(Items from a data source):
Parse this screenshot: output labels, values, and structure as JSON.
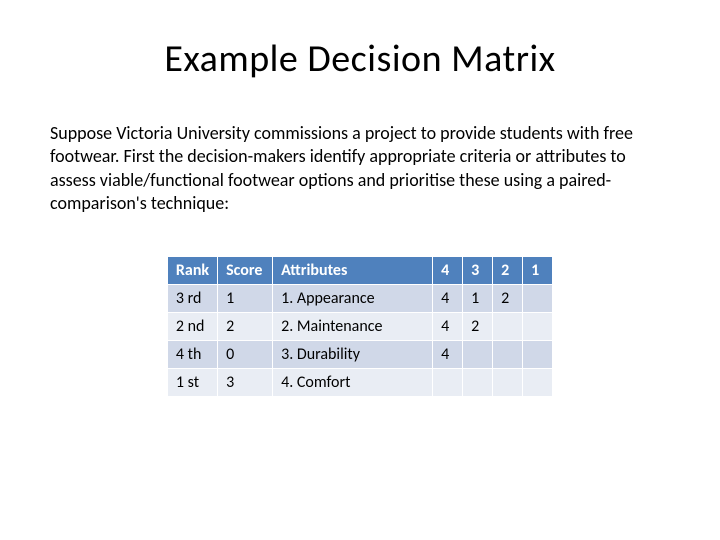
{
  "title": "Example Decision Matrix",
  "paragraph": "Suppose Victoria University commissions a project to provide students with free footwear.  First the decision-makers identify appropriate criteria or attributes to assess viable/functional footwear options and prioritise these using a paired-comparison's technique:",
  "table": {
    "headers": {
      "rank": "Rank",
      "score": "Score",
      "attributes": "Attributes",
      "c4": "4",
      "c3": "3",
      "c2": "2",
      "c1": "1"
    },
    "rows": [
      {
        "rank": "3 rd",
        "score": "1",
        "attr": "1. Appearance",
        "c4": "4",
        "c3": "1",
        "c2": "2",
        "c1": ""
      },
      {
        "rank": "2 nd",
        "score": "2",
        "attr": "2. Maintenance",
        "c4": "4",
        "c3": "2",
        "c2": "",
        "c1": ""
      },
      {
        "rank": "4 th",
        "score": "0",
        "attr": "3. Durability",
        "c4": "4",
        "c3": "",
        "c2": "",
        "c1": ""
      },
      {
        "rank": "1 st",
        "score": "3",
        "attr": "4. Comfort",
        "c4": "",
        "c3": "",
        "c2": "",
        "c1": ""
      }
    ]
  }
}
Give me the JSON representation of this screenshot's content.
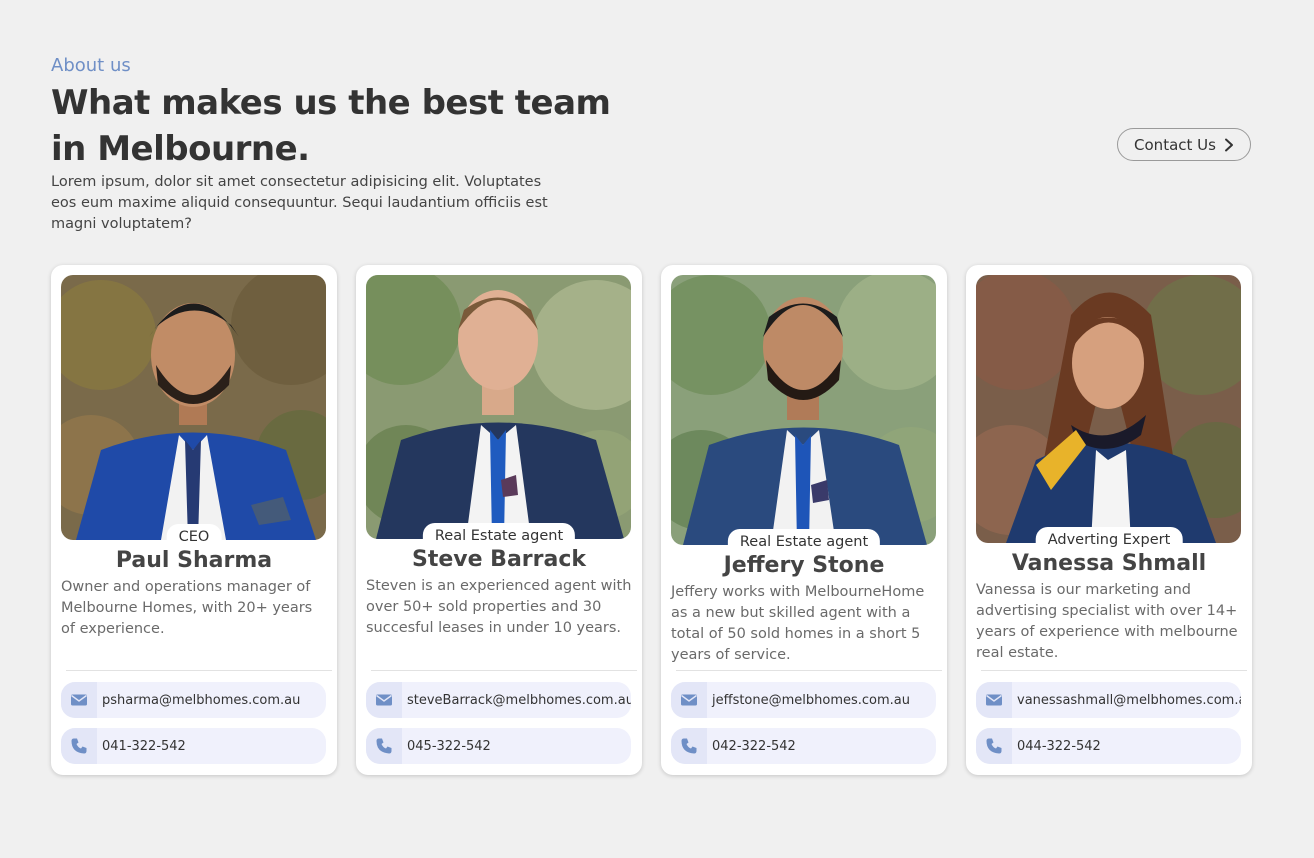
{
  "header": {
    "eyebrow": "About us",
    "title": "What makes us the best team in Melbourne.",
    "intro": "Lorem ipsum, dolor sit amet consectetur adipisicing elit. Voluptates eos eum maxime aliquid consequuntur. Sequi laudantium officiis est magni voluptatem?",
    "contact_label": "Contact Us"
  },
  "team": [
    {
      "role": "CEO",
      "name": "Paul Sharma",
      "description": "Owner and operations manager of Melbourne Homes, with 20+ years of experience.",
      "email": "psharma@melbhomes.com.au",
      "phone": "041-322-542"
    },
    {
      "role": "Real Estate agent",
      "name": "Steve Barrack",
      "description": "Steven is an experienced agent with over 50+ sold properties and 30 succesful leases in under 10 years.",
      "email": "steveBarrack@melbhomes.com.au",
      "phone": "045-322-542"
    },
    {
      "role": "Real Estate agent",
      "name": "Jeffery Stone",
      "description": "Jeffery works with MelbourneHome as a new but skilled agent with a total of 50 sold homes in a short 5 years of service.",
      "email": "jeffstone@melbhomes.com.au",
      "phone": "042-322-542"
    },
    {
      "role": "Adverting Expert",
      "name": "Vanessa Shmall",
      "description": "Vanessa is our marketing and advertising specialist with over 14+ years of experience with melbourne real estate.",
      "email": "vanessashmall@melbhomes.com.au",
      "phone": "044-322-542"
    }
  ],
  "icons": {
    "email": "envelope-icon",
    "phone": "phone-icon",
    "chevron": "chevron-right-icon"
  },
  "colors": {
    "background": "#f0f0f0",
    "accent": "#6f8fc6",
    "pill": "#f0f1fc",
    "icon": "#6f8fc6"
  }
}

(EXERCISE GOAL):
List all lines where "attributes" occurs.

(FINISHED TASK):
  "paragraph": "Suppose Victoria University commissions a project to provide students with free footwear.  First the decision-makers identify appropriate criteria or attributes to assess viable/functional footwear options and prioritise these using a paired-comparison's technique:",
      "attributes": "Attributes",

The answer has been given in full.